** Start **

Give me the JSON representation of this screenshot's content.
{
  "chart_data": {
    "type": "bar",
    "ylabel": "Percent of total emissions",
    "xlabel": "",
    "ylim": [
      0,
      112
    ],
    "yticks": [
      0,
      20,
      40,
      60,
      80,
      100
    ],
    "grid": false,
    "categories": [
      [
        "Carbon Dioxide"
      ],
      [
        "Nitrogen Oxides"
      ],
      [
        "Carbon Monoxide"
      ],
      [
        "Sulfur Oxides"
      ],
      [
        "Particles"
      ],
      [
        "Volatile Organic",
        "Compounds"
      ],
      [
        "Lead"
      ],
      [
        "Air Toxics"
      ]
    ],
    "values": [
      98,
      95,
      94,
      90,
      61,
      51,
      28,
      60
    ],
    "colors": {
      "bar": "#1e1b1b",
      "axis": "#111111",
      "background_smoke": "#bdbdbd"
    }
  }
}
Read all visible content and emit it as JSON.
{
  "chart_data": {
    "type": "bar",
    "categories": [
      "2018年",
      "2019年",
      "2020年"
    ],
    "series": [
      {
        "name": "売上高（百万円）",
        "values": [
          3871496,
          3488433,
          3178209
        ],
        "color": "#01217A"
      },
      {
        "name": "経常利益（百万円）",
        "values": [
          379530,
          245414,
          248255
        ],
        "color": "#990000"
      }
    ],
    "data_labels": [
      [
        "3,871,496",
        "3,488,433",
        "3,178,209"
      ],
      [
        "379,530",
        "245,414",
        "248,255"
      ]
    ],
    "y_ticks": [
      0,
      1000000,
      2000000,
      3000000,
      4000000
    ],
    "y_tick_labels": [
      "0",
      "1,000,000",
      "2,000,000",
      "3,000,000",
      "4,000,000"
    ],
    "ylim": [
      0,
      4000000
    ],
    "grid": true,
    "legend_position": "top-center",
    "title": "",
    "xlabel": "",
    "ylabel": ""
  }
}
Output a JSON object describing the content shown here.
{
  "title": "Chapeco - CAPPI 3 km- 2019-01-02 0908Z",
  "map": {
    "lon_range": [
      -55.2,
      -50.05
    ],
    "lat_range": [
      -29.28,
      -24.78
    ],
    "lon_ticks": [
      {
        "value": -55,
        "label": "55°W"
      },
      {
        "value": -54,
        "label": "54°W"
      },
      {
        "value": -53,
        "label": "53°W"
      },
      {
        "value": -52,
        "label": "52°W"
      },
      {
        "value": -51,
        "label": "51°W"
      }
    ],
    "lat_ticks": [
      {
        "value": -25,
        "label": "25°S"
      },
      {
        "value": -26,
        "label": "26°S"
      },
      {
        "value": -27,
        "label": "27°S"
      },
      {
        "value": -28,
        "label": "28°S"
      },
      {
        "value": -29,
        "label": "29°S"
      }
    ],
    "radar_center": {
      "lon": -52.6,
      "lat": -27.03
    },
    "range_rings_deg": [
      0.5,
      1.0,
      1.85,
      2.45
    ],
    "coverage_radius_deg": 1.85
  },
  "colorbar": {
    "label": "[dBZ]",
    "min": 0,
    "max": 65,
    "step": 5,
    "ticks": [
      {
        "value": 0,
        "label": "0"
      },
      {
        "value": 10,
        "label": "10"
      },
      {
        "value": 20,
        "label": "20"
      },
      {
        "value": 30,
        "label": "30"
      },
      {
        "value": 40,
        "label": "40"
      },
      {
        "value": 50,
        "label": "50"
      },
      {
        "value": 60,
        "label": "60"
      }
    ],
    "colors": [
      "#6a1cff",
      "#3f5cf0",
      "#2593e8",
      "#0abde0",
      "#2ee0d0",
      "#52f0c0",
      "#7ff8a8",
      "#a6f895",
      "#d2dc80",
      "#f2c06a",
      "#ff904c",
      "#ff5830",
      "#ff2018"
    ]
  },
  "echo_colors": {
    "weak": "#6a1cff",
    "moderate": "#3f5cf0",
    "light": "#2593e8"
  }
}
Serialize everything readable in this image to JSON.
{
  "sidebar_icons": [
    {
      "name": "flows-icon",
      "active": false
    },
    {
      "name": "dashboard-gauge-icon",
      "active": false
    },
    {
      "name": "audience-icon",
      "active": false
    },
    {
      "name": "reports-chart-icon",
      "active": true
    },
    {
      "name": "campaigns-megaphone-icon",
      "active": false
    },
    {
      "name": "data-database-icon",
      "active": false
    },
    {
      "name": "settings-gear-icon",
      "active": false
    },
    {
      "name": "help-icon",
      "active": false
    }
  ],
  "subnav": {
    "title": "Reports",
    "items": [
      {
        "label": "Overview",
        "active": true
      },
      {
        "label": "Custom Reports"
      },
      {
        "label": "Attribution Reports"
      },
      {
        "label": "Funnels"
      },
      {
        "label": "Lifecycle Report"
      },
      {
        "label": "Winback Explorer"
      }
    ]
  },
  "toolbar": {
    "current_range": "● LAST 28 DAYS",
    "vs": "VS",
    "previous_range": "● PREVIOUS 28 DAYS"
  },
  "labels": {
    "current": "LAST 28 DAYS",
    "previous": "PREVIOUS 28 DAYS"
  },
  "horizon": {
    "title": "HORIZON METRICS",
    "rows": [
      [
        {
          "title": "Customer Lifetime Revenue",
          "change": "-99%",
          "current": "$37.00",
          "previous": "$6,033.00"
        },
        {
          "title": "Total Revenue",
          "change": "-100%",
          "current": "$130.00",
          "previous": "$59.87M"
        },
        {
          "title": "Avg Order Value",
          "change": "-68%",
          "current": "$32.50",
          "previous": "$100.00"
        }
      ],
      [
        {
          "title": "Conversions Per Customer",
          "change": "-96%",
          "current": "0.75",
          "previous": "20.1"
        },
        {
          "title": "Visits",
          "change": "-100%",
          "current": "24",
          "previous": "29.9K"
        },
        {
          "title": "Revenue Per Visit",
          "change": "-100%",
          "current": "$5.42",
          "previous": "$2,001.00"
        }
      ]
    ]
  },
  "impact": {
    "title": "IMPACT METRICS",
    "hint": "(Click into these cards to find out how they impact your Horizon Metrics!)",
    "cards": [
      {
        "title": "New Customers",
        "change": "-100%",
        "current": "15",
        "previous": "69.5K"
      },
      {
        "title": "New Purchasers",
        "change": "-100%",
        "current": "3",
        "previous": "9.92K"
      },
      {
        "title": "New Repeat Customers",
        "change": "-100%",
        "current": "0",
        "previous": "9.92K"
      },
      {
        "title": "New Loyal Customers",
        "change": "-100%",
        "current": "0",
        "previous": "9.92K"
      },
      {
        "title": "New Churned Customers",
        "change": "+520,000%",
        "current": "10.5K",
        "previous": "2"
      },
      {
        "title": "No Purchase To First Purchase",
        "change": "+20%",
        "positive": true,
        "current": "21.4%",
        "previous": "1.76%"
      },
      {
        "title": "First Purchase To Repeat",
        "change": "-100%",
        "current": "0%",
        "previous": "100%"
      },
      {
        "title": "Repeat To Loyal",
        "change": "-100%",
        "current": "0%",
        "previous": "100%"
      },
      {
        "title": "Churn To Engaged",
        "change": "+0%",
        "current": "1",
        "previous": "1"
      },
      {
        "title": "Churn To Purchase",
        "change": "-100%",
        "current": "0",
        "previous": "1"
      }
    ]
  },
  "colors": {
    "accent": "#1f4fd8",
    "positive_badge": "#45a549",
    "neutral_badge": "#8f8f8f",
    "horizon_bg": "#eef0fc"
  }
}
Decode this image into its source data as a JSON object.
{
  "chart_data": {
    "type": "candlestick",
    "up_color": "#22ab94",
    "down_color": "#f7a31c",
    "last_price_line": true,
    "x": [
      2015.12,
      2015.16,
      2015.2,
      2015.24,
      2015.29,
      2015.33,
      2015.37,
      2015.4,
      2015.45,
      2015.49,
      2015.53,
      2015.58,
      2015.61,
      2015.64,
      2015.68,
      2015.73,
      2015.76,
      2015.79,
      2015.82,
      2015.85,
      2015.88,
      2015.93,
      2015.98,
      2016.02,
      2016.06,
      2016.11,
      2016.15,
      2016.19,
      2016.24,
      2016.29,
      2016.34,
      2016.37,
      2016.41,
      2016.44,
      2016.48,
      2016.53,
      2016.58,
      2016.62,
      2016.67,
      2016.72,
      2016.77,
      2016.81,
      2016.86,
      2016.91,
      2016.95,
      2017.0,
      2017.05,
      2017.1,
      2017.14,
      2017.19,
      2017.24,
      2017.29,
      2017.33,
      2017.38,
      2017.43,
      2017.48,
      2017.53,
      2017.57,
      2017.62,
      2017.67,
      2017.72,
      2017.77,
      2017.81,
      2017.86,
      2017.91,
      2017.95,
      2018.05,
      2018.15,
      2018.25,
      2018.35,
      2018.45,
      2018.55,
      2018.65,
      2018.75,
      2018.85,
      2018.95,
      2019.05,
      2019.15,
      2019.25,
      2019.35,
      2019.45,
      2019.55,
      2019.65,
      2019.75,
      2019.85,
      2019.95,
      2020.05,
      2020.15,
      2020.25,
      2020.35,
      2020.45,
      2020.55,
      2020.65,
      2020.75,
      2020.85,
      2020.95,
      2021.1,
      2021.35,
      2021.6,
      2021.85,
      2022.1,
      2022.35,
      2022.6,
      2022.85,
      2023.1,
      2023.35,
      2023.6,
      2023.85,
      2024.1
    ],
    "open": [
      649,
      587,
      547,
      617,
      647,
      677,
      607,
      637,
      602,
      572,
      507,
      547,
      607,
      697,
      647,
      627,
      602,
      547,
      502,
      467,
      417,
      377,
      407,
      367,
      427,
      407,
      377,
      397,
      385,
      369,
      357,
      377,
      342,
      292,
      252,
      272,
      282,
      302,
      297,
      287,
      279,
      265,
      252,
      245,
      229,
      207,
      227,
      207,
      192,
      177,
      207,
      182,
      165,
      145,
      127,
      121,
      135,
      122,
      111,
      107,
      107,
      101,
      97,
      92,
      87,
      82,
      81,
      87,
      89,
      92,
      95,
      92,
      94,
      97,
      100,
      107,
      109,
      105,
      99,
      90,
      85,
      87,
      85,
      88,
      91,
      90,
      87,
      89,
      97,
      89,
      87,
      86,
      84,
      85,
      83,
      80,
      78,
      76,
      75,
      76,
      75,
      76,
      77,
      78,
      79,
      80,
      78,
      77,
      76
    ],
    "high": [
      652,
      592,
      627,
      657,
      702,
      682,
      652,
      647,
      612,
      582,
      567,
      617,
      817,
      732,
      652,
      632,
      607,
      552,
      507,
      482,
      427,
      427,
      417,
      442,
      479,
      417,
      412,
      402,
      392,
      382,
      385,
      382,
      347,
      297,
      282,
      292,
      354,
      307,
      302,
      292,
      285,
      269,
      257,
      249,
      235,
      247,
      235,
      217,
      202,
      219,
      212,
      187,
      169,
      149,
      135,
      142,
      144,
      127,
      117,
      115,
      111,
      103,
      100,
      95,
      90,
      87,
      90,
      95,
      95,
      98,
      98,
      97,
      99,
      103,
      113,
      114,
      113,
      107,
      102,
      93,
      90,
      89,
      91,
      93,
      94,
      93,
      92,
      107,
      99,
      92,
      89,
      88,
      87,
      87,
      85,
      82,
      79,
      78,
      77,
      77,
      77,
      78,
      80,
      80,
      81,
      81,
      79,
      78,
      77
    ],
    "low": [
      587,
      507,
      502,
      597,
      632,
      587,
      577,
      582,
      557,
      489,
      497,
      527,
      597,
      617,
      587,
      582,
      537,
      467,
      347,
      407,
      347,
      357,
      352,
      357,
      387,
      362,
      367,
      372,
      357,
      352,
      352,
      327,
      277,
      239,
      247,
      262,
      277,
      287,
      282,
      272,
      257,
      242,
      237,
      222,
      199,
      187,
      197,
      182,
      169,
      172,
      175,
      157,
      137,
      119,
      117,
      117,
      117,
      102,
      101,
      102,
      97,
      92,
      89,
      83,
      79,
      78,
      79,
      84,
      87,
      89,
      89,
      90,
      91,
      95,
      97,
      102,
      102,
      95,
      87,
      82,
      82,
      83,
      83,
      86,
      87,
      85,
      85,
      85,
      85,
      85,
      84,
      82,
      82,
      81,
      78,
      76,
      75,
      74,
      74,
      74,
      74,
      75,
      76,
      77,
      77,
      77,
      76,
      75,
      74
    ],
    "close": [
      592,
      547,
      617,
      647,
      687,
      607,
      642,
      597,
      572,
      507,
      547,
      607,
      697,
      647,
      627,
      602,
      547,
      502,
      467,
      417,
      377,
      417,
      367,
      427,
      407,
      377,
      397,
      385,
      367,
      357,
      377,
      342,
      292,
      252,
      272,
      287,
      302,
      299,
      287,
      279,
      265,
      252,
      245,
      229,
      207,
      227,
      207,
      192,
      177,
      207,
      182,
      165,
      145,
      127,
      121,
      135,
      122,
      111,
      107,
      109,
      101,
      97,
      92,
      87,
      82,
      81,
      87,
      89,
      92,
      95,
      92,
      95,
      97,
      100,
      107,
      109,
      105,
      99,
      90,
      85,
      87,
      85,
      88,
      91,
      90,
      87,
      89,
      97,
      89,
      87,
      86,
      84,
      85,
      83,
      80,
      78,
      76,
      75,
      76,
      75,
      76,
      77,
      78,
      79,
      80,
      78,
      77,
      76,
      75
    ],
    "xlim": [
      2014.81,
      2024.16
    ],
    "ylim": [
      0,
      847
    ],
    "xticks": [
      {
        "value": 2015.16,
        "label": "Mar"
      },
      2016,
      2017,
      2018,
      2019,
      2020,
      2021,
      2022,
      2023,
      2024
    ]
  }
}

** End **

** Exercise **
Exactly how many lines of the listing above contain the string "into"? Give no more than the number.

** Output below **
2